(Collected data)
— Start —

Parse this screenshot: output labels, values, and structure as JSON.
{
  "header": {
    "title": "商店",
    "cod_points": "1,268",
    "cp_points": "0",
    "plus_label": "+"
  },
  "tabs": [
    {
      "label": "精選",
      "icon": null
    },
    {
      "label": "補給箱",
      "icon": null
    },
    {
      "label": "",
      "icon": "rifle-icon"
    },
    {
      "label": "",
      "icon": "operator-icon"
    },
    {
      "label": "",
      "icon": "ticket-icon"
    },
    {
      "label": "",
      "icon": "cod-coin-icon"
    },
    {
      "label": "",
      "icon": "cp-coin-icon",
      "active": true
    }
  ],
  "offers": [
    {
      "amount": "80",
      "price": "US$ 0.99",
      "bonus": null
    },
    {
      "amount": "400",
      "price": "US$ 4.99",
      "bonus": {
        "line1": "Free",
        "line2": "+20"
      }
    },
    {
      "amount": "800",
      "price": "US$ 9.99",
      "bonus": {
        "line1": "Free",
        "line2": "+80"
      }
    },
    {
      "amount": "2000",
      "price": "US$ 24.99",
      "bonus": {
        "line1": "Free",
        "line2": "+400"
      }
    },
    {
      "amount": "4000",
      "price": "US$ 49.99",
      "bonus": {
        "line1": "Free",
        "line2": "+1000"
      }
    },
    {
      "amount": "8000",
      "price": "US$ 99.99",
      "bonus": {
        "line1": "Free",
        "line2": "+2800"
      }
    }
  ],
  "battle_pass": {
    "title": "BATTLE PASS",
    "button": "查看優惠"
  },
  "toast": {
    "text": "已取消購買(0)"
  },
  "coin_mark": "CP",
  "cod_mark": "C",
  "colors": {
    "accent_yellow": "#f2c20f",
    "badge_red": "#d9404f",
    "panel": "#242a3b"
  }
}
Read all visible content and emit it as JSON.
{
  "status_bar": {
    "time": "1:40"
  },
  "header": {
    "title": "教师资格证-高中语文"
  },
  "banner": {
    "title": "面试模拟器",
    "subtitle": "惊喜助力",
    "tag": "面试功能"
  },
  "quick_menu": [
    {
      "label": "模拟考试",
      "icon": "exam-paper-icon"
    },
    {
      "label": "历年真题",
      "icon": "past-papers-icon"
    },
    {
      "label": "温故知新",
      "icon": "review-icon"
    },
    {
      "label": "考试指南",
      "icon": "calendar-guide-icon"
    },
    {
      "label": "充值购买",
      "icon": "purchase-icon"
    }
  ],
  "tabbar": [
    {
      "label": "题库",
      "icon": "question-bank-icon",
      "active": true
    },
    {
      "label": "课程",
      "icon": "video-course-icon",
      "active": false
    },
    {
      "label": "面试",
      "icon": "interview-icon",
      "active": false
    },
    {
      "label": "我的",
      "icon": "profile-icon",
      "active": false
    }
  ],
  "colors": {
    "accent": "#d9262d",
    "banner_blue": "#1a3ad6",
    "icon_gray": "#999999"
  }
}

— End —

## EXERCISE REQUIREMENTS
Would you reproduce all the entries exactly?

## FINAL ANSWER
Parse this screenshot: output labels, values, and structure as JSON.
{
  "header": {
    "title": "商店",
    "cod_points": "1,268",
    "cp_points": "0",
    "plus_label": "+"
  },
  "tabs": [
    {
      "label": "精選",
      "icon": null
    },
    {
      "label": "補給箱",
      "icon": null
    },
    {
      "label": "",
      "icon": "rifle-icon"
    },
    {
      "label": "",
      "icon": "operator-icon"
    },
    {
      "label": "",
      "icon": "ticket-icon"
    },
    {
      "label": "",
      "icon": "cod-coin-icon"
    },
    {
      "label": "",
      "icon": "cp-coin-icon",
      "active": true
    }
  ],
  "offers": [
    {
      "amount": "80",
      "price": "US$ 0.99",
      "bonus": null
    },
    {
      "amount": "400",
      "price": "US$ 4.99",
      "bonus": {
        "line1": "Free",
        "line2": "+20"
      }
    },
    {
      "amount": "800",
      "price": "US$ 9.99",
      "bonus": {
        "line1": "Free",
        "line2": "+80"
      }
    },
    {
      "amount": "2000",
      "price": "US$ 24.99",
      "bonus": {
        "line1": "Free",
        "line2": "+400"
      }
    },
    {
      "amount": "4000",
      "price": "US$ 49.99",
      "bonus": {
        "line1": "Free",
        "line2": "+1000"
      }
    },
    {
      "amount": "8000",
      "price": "US$ 99.99",
      "bonus": {
        "line1": "Free",
        "line2": "+2800"
      }
    }
  ],
  "battle_pass": {
    "title": "BATTLE PASS",
    "button": "查看優惠"
  },
  "toast": {
    "text": "已取消購買(0)"
  },
  "coin_mark": "CP",
  "cod_mark": "C",
  "colors": {
    "accent_yellow": "#f2c20f",
    "badge_red": "#d9404f",
    "panel": "#242a3b"
  }
}
Read all visible content and emit it as JSON.
{
  "status_bar": {
    "time": "1:40"
  },
  "header": {
    "title": "教师资格证-高中语文"
  },
  "banner": {
    "title": "面试模拟器",
    "subtitle": "惊喜助力",
    "tag": "面试功能"
  },
  "quick_menu": [
    {
      "label": "模拟考试",
      "icon": "exam-paper-icon"
    },
    {
      "label": "历年真题",
      "icon": "past-papers-icon"
    },
    {
      "label": "温故知新",
      "icon": "review-icon"
    },
    {
      "label": "考试指南",
      "icon": "calendar-guide-icon"
    },
    {
      "label": "充值购买",
      "icon": "purchase-icon"
    }
  ],
  "tabbar": [
    {
      "label": "题库",
      "icon": "question-bank-icon",
      "active": true
    },
    {
      "label": "课程",
      "icon": "video-course-icon",
      "active": false
    },
    {
      "label": "面试",
      "icon": "interview-icon",
      "active": false
    },
    {
      "label": "我的",
      "icon": "profile-icon",
      "active": false
    }
  ],
  "colors": {
    "accent": "#d9262d",
    "banner_blue": "#1a3ad6",
    "icon_gray": "#999999"
  }
}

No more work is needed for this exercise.